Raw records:
━━━━━━━━━━━━━━━━━━━━━━━━━━━━━━

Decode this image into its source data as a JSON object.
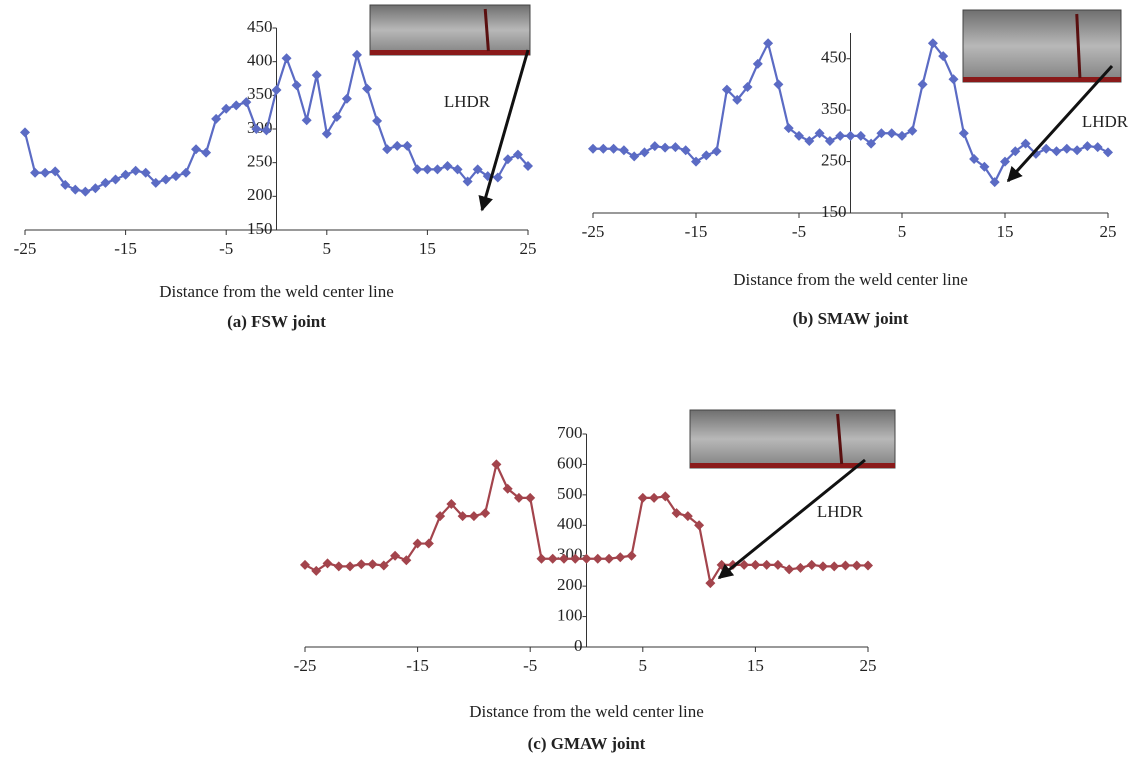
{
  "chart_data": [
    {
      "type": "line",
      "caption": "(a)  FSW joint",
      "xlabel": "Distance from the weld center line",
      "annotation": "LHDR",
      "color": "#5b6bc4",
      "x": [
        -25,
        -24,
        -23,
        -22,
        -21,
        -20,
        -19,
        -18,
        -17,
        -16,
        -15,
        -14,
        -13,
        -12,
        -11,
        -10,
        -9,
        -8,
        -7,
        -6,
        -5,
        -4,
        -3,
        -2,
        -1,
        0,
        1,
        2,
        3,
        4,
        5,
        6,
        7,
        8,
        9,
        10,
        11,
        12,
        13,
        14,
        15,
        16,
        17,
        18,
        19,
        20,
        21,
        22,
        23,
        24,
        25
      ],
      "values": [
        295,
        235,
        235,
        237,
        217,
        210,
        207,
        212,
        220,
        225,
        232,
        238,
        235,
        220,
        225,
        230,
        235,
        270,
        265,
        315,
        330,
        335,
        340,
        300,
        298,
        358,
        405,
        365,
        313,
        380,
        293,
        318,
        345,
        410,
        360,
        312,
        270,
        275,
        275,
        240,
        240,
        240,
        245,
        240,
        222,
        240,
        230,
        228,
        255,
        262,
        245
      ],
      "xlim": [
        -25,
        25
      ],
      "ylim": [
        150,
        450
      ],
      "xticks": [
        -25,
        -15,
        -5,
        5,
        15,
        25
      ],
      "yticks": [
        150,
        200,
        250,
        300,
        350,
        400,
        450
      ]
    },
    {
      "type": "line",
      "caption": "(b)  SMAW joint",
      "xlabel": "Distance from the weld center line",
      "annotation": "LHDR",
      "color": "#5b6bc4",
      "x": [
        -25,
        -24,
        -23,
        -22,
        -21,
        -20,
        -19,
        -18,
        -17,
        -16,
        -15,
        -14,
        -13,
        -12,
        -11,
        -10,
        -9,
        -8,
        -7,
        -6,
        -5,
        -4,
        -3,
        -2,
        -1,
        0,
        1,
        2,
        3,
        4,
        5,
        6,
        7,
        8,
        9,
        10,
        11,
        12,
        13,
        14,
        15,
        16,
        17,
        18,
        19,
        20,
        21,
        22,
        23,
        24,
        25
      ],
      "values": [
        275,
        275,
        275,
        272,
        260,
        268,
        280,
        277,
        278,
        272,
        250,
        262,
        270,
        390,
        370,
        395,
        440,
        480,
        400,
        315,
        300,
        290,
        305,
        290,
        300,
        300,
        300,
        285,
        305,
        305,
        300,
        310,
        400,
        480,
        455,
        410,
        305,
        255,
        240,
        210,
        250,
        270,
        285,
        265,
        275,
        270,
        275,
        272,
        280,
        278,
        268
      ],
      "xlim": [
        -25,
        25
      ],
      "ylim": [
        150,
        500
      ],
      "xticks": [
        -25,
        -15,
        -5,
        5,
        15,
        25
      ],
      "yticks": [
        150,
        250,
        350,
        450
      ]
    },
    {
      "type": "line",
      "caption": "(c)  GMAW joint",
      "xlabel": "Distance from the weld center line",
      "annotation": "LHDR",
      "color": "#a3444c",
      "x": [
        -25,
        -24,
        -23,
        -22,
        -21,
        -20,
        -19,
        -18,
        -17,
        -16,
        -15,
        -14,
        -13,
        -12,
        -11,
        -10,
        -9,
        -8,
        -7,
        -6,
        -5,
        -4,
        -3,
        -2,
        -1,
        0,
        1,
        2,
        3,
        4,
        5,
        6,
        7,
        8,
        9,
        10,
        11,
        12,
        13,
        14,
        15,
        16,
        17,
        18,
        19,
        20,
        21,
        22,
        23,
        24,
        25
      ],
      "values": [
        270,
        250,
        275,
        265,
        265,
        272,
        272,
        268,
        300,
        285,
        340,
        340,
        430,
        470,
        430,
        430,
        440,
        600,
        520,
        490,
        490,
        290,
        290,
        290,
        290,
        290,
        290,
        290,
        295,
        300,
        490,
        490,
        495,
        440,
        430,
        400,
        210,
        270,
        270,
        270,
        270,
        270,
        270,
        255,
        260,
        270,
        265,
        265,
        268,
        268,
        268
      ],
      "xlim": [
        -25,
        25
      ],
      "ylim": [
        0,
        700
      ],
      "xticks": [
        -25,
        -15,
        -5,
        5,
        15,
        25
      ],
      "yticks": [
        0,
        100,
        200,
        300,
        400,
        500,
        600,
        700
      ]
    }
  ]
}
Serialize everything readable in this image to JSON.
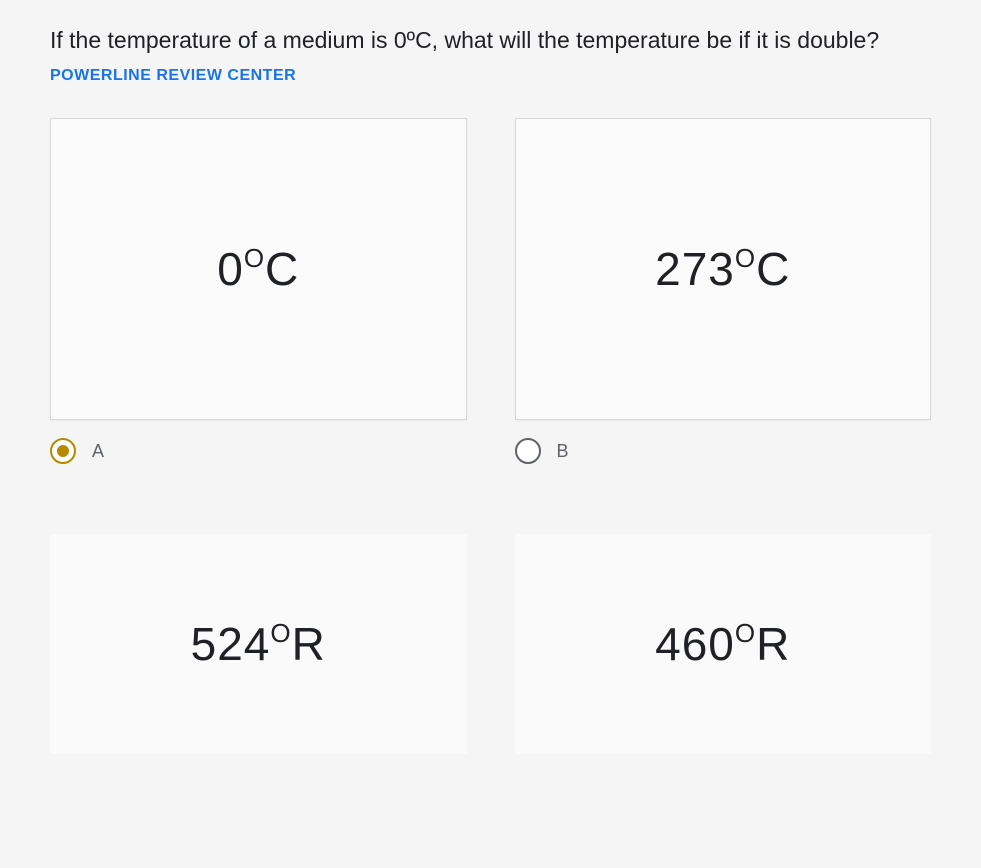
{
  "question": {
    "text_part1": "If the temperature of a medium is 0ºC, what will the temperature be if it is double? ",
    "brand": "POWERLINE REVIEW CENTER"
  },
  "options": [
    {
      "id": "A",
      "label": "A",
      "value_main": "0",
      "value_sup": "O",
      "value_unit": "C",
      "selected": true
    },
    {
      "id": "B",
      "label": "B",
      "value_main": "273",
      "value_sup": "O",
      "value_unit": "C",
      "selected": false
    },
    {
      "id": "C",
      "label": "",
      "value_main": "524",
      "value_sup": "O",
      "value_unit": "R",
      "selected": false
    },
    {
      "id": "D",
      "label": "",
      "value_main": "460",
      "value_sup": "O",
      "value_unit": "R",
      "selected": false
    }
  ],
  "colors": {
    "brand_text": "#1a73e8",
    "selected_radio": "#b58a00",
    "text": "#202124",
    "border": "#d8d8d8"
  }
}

━━━━━━━━━━━━━━━━━━━━━━━━━━━━━━

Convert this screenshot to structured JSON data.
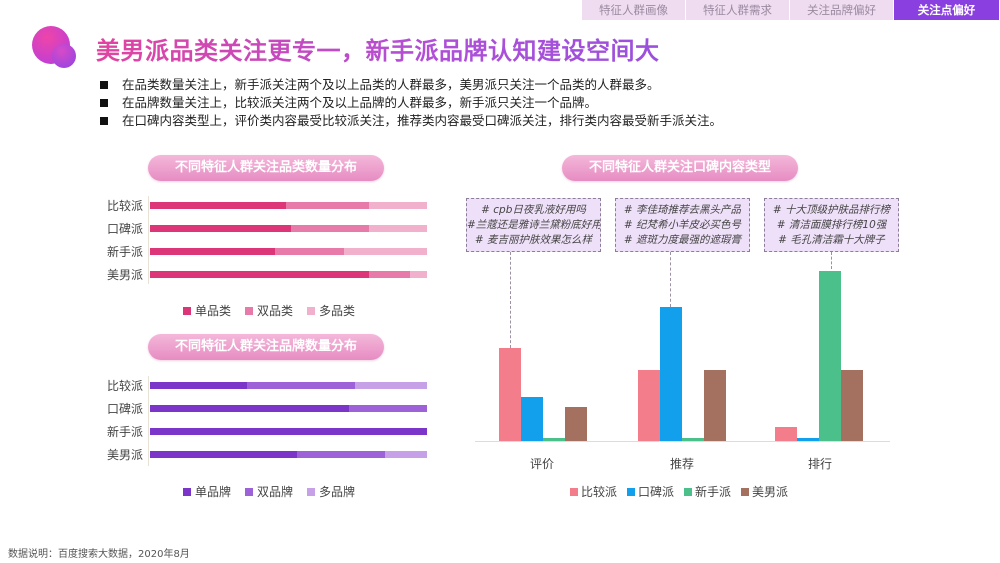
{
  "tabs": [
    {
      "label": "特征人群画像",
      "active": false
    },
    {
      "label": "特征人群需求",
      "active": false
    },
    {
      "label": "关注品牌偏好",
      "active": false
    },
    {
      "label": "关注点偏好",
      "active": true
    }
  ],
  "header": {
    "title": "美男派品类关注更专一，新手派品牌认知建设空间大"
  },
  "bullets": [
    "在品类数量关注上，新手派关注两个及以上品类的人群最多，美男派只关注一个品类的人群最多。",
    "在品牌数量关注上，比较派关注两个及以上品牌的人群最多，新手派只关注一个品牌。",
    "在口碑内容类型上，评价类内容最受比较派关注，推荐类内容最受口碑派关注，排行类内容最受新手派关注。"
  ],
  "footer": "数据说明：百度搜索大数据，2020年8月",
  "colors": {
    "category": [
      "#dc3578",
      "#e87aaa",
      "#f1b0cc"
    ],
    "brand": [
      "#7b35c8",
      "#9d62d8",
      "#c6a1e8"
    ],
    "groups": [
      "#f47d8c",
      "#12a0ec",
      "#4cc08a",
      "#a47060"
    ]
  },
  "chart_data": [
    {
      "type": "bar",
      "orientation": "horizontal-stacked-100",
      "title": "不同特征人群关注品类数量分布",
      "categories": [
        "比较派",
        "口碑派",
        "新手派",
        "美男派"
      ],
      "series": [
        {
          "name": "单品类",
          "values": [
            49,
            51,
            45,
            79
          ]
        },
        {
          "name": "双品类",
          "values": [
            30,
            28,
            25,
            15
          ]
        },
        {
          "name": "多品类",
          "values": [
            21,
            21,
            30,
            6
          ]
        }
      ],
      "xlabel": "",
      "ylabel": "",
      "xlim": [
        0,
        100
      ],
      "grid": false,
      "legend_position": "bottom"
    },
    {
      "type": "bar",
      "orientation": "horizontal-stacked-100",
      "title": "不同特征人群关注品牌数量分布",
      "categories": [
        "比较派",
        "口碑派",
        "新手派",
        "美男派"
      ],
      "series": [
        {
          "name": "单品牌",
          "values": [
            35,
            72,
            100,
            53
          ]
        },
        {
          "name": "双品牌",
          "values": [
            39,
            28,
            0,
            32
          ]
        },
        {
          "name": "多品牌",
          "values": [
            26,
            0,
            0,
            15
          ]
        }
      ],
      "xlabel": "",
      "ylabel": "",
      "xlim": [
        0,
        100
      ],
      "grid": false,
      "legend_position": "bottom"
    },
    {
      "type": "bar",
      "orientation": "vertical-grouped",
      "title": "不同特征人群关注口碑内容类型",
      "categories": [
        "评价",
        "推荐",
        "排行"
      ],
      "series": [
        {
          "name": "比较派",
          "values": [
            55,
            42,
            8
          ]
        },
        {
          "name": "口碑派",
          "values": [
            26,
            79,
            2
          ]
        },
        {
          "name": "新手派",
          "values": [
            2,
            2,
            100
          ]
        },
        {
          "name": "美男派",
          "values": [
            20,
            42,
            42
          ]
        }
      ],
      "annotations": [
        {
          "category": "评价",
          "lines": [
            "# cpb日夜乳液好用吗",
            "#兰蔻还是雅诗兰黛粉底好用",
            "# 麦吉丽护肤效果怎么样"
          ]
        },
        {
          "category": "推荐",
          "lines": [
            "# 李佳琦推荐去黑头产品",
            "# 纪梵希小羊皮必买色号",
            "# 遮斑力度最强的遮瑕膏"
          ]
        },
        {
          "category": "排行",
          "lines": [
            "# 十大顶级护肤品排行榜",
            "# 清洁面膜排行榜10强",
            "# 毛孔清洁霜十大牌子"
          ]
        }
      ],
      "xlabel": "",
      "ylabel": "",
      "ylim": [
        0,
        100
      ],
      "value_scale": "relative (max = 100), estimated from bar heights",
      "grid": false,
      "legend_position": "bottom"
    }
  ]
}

━━━━━━━━━━━━━━━━━━━━━━━━━━━━━━

**Written problem:** Extract every line that has the string "JSON" in it.

**Result:**
Decode this image into its source data as a JSON object.
Serialize everything readable in this image to JSON.
Convert this screenshot to structured JSON data.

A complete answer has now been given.